COMPRUEBA TU COMPRENSIÓN
• a. Responde, por favor, a estas preguntas sobre el artículo de opinión acerca de los aranceles estadounidenses:
(i) ¿Con qué tres cualidades debe reaccionar el Estado?
(ii) ¿Cuántos millones de euros moviliza en total el Plan de Respuesta y Relanzamiento Comercial?
(iii) ¿Qué dos sectores clave de la economía española se enfrentan a una enorme incertidumbre?
• b. Escribe la continuación del artículo de opinión sobre los aranceles estadounidenses a partir de su última frase.

TEXTO PROPORCIONADO
********

Opinión
No hay dirección, solo trámite
Mientras Sánchez intentaba proyectar imagen de estabilidad frente a la amenaza exterior, sus socios desentonaban en la partitura común
Hay momentos en los que un país se ve desnudo ante sus propios fallos. El nuestro, ahora, expone una fragilidad alarmante: la debilidad de un Gobierno incapaz de ofrecer una respuesta a la altura del reto que enfrenta. La reciente imposición de aranceles por parte de Washington –más que un síntoma económico– se ha convertido en un catalizador político. No se trata únicamente de exportaciones o de PIB, sino de la capacidad del Estado para reaccionar con firmeza, coherencia y visión.
Pedro Sánchez compareció esta misma semana con una puesta en escena de grandes anuncios: gesto grave, tono institucional, promesa de unidad. Pero lo que se presentaba como una respuesta nacional se quedó en una declaración voluntarista, una promesa sin contenido. El Plan de Respuesta y Relanzamiento Comercial, anunciado por el Gobierno español, moviliza 14.100 millones de euros –realmente, solo 7.400 en nueva financiación– para contrarrestar el impacto de los nuevos aranceles estadounidenses. Sin embargo, lo que se vistió de proyecto común rápidamente se redujo a una mera iniciativa de parte; la de un Ejecutivo en minoría, arrastrado por una coalición que opera bajo la lógica del intercambio constante y que relega el interés nacional a un trueque parlamentario. En lugar de buscar apoyos por convicción, el Gobierno los persigue por desgaste, administrando alianzas frágiles como quien raciona oxígeno en medio de una tormenta.
No basta con llamar a la unidad, hay que ser capaz de construirla. Sánchez, atrapado en una geometría parlamentaria que convierte cada decisión en un juego de cesiones, no puede convocar una política de Estado sin deshacer la lógica con la que sostiene su poder. El dilema es estructural. Gobernar desde la fragmentación genera gobiernos que sobreviven. Nada más.
Sectores clave de la economía española, como el agropecuario o el industrial, se enfrentan a una enorme incertidumbre. Y la respuesta política, hasta ahora, ha sido más gestual que efectiva. Se anuncian cifras sin detallar mecanismos que las hagan reales, se alude a sectores sin especificar los criterios de reparto. La falta de claridad sobre el calendario, el impacto esperado y los instrumentos de ejecución deja en el aire la eficacia real de la medida. En lugar de ofrecer certidumbre, el plan transita en la ambigüedad, como si bastara con sumar cifras para conjurar un futuro incierto.

********

Registros de datos:

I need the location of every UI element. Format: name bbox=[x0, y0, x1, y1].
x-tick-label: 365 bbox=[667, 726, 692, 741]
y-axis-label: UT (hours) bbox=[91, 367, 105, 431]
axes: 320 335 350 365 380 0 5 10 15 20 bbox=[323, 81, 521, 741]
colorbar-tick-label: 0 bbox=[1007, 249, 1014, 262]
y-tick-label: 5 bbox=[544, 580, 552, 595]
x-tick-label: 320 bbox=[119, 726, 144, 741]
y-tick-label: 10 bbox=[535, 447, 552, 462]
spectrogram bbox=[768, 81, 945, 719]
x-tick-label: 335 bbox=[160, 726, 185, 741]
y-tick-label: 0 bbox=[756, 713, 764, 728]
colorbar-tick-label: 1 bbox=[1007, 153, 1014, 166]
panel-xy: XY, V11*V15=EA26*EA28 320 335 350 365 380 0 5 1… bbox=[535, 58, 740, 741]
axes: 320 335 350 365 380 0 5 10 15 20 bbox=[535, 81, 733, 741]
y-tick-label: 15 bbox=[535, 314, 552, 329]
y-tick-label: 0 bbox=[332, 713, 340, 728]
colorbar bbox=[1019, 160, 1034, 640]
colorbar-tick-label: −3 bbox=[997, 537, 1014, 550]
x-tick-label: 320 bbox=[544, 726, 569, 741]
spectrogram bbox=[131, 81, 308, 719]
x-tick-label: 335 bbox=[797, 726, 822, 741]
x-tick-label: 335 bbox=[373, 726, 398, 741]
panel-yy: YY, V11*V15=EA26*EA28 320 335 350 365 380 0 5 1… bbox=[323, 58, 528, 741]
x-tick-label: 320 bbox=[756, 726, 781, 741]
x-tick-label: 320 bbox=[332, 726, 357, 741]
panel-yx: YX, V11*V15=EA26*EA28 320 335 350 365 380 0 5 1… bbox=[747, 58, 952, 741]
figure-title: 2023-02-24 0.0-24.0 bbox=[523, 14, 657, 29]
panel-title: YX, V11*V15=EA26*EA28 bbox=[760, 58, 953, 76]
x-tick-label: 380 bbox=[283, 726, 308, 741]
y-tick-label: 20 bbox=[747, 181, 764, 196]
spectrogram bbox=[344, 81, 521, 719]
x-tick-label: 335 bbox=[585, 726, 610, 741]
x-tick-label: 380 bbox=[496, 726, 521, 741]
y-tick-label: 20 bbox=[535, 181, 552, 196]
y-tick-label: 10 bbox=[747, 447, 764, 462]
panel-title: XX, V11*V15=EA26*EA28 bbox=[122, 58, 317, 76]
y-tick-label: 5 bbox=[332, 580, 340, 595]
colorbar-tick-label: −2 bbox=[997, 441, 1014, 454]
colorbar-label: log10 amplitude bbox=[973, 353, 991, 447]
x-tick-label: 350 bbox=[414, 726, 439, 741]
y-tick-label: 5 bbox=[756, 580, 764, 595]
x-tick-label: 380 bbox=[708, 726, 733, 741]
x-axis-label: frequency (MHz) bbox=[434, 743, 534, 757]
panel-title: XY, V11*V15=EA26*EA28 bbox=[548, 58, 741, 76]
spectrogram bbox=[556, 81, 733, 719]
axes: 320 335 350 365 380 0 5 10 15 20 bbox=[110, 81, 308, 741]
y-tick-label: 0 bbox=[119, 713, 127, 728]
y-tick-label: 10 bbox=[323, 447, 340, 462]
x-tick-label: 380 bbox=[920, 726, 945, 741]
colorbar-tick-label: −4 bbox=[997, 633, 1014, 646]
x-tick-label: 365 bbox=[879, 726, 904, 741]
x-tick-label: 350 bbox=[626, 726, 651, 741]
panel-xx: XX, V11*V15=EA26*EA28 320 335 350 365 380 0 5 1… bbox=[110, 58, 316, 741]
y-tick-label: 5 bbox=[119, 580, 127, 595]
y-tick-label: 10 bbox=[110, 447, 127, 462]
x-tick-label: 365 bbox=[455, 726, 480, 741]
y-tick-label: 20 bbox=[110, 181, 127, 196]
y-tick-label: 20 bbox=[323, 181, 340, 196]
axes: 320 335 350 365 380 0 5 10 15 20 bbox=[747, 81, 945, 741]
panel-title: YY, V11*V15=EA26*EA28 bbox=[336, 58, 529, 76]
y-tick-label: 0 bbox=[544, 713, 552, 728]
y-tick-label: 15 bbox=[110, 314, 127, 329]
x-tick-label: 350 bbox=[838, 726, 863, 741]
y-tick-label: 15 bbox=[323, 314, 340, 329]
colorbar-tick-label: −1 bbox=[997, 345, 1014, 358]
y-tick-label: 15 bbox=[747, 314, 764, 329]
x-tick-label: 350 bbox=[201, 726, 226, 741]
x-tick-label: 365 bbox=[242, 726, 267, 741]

********

RESPUESTAS ESPERADAS
• a.
(i) Con firmeza, coherencia y visión.
(ii) 14.100 millones de euros.
(iii) El agropecuario y el industrial.

• b.
La consecuencia no es solo política, sino estructural. La respuesta del Gobierno ante los aranceles de Estados Unidos no ha despejado incógnitas.
No basta con llamar a la unidad, hay que ser capaz de construirla
Lo que se presenta como acción ejecutiva carece de la arquitectura necesaria para consolidar una acción real. Las decisiones no emergen de un plan concertado, sino de un equilibrio inestable entre fuerzas que apenas comparten una visión común de país. No hay dirección, sino adaptación. Y en esa lógica de urgencias encadenadas, se disuelve cualquier capacidad de respuesta.
La fragilidad del Ejecutivo no se expresa solo en su minoría aritmética, sino en las disonancias de su propio seno. Mientras Sánchez intentaba proyectar imagen de estabilidad frente a la amenaza exterior, sus socios desentonaban en la partitura común. Desde Sumar, se exige una financiación del plan basada en nuevos impuestos a las grandes empresas, desviando el foco del consenso nacional hacia un relato de antagonismo económico. Podemos, por su parte, ha deslizado propuestas tan imprudentes como la expropiación de activos de fondos estadounidenses, gesto más simbólico que viable, y que compromete la seriedad del mensaje exterior. Lejos de reforzar el frente común, estas disonancias reflejan la incapacidad del Gobierno para cohesionar un discurso, siquiera dentro de sus propias filas. Lo que debería ser una estrategia de país se descompone en un caos de retóricas inconexas.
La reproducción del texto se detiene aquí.